**Material shown:**
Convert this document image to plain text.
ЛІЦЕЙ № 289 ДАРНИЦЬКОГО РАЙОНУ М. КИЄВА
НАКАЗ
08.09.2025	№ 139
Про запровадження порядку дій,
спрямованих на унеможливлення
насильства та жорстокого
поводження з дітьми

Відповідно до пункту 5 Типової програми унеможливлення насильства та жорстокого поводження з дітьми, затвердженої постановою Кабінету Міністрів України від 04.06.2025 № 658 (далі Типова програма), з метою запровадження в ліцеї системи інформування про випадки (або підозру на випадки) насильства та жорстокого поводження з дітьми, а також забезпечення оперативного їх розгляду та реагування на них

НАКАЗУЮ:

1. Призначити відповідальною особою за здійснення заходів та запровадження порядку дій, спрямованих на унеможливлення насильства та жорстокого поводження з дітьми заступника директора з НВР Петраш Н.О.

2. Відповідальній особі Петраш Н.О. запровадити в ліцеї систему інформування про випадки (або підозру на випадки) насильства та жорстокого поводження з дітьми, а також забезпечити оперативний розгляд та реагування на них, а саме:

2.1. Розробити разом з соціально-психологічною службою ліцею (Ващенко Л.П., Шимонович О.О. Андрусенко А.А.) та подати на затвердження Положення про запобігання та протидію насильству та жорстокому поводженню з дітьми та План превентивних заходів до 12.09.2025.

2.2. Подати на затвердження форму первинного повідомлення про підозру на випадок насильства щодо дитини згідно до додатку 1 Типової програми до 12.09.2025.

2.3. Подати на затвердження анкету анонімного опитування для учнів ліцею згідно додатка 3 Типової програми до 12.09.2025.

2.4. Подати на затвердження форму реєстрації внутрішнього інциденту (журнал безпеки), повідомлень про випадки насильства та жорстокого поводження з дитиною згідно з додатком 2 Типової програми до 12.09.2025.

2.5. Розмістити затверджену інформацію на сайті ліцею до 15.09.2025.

**Set problem:**
Identify how many lines in the entries above include the string "ліцеї", then state that number alone.

**Full answer:**
2